Task statement:
Drop the pictures; give again exactly the lines from the one holding "Parse this chart and return its data as JSON." through the end of the data.

Material to process:
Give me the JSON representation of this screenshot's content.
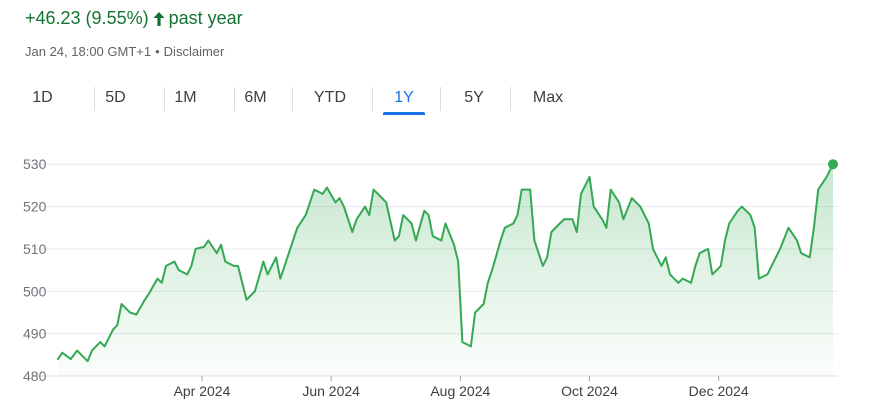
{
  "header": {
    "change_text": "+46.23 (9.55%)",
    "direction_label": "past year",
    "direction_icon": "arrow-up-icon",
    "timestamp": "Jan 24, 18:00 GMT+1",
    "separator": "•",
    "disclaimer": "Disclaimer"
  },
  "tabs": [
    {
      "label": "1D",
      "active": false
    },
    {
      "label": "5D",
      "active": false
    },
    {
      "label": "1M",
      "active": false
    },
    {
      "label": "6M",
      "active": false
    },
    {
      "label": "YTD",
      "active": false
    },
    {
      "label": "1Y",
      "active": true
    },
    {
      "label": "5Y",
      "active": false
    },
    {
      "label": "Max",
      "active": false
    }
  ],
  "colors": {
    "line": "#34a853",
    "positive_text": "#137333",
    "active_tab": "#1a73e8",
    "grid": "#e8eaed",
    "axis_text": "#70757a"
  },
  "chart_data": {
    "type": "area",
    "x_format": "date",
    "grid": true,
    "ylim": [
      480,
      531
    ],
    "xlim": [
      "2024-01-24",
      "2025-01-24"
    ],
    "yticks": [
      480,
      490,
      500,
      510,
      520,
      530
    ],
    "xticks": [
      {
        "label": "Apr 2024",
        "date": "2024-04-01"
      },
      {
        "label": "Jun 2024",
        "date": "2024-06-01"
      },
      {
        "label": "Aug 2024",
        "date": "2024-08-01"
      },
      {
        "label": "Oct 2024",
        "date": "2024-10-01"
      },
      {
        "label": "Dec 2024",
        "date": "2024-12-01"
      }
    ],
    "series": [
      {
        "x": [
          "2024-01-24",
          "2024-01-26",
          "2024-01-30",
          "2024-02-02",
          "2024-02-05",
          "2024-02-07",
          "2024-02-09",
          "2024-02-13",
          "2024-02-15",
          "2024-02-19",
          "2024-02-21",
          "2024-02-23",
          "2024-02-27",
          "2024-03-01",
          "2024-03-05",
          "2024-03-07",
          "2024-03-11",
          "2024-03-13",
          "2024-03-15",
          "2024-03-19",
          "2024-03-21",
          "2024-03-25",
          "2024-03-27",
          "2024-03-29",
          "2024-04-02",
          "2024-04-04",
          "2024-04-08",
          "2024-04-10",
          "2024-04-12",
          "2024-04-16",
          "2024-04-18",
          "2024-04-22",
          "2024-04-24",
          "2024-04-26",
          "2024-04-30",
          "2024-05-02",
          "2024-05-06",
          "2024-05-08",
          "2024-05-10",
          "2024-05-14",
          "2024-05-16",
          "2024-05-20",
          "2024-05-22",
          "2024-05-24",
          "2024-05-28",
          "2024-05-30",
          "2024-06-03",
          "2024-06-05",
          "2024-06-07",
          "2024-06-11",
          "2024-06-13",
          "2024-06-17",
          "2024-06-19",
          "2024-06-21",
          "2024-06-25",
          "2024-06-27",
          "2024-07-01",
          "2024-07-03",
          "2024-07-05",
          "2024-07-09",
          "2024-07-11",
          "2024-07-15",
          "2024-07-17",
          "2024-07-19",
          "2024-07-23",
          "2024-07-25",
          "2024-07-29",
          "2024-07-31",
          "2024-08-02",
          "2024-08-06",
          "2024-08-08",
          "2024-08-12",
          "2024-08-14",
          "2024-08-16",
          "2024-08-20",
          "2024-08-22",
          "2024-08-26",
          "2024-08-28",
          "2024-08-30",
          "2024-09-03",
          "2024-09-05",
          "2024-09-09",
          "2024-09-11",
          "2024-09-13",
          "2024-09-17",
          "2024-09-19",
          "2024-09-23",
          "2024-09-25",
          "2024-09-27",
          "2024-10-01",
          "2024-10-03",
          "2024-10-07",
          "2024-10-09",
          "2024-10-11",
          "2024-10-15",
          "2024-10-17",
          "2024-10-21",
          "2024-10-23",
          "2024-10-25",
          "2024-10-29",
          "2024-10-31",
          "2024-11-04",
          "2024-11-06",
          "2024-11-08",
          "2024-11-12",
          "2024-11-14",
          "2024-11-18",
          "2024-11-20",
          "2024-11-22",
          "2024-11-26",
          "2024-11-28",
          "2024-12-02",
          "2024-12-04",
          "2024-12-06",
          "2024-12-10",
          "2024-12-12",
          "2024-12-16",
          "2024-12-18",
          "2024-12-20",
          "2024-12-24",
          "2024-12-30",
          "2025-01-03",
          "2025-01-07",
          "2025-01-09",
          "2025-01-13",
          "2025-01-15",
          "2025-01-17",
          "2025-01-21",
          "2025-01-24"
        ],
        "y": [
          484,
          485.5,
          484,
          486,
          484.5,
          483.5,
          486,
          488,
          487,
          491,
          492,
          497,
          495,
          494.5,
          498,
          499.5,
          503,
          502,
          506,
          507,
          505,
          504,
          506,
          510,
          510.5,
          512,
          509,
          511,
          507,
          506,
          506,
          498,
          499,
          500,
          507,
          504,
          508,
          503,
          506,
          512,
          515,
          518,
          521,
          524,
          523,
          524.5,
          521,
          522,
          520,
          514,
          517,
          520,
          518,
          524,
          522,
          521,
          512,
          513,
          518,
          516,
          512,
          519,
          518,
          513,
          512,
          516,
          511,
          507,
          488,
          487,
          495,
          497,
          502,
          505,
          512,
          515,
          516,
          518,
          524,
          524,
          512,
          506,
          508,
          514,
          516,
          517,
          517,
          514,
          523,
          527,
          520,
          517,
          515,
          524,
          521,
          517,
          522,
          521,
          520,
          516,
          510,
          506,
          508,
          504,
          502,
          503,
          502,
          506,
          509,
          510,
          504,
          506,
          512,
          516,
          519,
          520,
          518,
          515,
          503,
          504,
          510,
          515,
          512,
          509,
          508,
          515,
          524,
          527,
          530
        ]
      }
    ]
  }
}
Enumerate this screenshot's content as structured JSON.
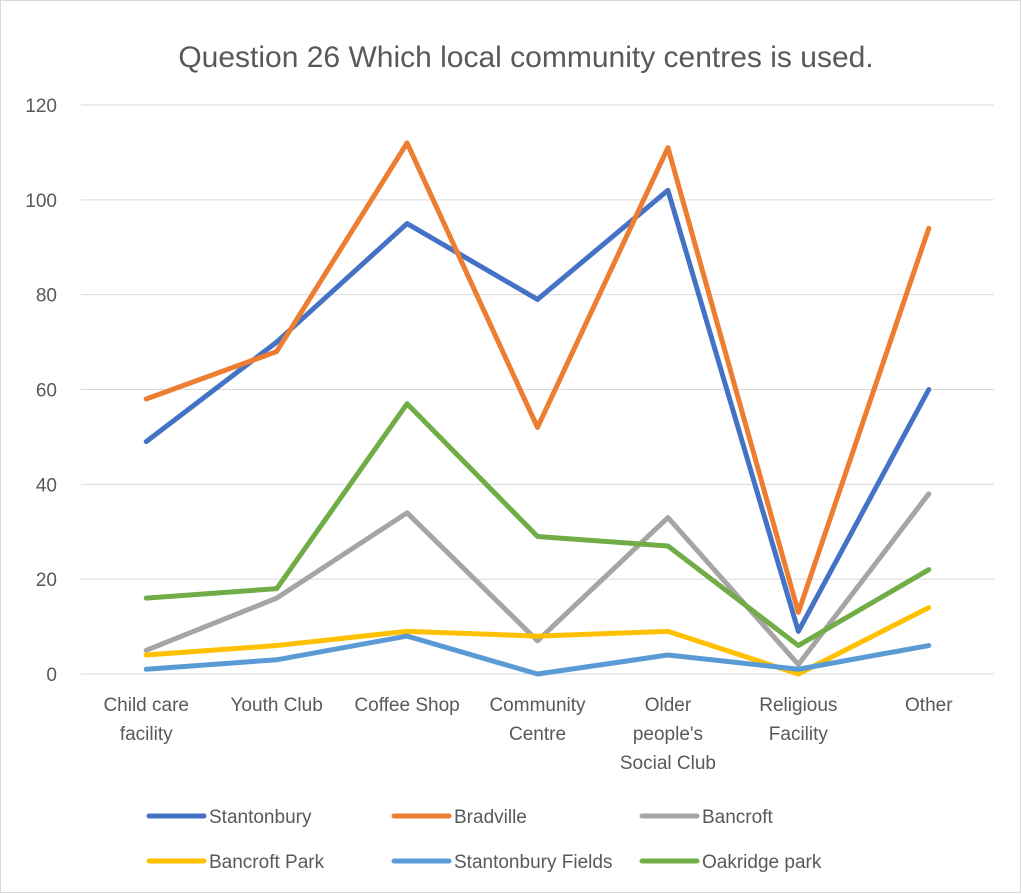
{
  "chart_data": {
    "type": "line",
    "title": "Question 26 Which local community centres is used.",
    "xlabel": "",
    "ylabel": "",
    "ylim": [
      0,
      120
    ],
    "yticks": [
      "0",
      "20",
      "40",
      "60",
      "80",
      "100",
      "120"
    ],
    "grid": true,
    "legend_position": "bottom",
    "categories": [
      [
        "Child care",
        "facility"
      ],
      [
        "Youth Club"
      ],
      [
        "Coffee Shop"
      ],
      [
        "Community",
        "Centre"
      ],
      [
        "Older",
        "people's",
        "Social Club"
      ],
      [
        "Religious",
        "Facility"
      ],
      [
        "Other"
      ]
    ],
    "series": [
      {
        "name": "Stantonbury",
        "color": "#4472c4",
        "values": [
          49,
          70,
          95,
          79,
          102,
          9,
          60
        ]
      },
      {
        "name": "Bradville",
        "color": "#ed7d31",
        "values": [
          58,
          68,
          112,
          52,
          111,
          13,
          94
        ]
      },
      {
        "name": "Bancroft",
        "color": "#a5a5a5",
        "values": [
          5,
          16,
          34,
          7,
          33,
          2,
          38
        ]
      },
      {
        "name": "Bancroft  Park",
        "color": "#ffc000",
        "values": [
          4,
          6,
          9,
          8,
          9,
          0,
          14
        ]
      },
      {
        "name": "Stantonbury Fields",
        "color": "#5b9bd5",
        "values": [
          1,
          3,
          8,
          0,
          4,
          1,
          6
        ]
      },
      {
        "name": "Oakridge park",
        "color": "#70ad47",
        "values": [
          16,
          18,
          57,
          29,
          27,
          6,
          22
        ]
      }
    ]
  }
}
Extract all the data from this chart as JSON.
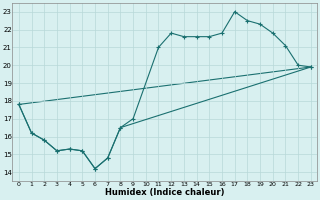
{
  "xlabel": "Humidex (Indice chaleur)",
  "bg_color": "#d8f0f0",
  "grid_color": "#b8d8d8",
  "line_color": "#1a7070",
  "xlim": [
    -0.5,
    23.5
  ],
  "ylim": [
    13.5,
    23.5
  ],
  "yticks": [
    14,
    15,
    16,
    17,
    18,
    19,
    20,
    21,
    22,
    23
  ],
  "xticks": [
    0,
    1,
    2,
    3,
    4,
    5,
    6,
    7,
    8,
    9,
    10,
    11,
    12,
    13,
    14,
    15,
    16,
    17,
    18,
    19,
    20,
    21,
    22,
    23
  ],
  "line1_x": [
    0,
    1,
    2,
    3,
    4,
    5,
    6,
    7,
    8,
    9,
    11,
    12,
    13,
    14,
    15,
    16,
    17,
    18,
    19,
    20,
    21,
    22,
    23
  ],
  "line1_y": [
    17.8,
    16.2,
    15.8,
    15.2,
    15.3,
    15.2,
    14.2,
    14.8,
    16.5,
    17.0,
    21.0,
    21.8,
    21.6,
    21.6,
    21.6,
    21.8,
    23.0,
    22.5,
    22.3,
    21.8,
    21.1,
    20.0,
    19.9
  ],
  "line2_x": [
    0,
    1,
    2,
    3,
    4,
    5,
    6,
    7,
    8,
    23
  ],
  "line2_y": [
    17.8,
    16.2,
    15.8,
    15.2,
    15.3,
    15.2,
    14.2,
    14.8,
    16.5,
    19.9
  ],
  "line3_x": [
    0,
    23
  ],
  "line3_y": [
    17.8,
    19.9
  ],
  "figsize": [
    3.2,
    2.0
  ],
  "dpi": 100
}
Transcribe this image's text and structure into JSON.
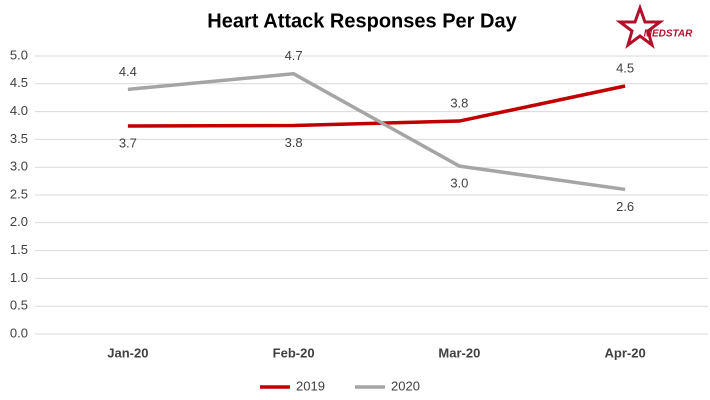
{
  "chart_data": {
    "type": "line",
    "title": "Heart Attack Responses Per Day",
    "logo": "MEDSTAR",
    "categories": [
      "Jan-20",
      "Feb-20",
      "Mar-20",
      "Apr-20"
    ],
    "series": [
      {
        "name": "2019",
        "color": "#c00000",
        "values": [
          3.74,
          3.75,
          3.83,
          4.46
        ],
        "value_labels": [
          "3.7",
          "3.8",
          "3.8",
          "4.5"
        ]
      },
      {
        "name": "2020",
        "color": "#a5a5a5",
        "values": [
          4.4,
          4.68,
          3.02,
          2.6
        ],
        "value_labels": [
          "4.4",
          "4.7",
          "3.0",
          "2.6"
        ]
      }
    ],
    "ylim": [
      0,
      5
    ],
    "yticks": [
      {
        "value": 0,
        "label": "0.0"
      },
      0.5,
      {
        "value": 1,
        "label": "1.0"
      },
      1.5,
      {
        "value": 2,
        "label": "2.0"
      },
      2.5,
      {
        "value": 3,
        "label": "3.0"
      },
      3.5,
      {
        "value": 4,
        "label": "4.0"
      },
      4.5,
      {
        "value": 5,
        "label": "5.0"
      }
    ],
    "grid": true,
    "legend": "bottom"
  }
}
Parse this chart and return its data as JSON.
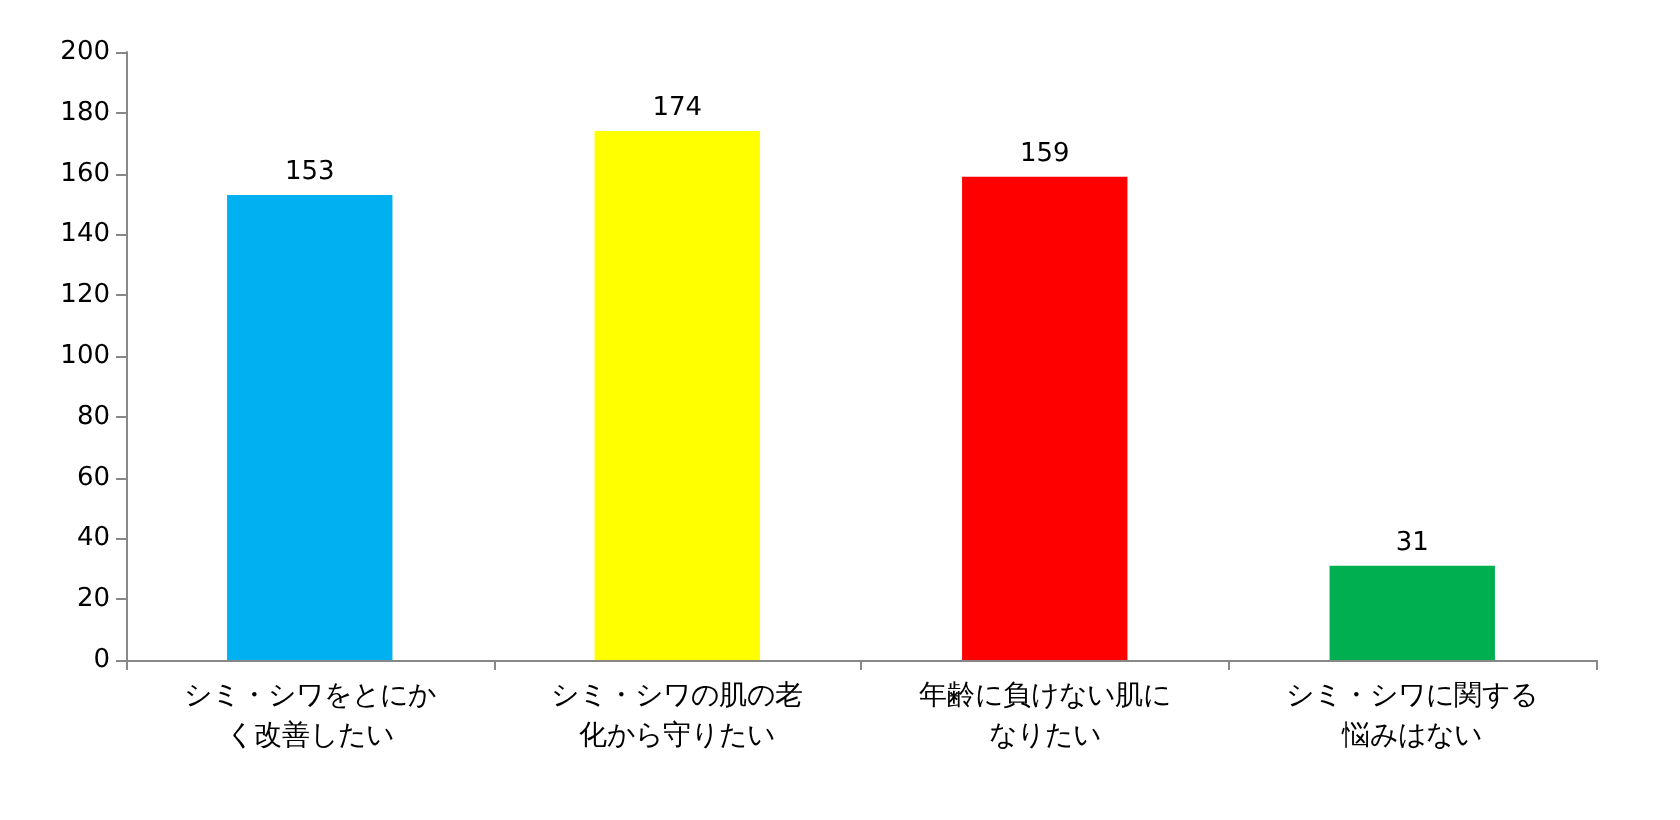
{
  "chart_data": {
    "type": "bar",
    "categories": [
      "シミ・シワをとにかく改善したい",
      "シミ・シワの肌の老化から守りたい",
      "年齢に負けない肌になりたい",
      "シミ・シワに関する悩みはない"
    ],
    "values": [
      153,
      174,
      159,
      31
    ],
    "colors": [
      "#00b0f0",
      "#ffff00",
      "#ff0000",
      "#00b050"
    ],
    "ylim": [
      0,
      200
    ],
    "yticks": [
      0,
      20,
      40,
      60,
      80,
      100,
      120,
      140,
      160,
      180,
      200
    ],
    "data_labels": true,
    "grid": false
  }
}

Answer to this task:
Parse this chart and return its data as JSON.
{
  "chart_data": {
    "type": "bar",
    "categories": [
      "シミ・シワをとにかく改善したい",
      "シミ・シワの肌の老化から守りたい",
      "年齢に負けない肌になりたい",
      "シミ・シワに関する悩みはない"
    ],
    "values": [
      153,
      174,
      159,
      31
    ],
    "colors": [
      "#00b0f0",
      "#ffff00",
      "#ff0000",
      "#00b050"
    ],
    "ylim": [
      0,
      200
    ],
    "yticks": [
      0,
      20,
      40,
      60,
      80,
      100,
      120,
      140,
      160,
      180,
      200
    ],
    "data_labels": true,
    "grid": false
  }
}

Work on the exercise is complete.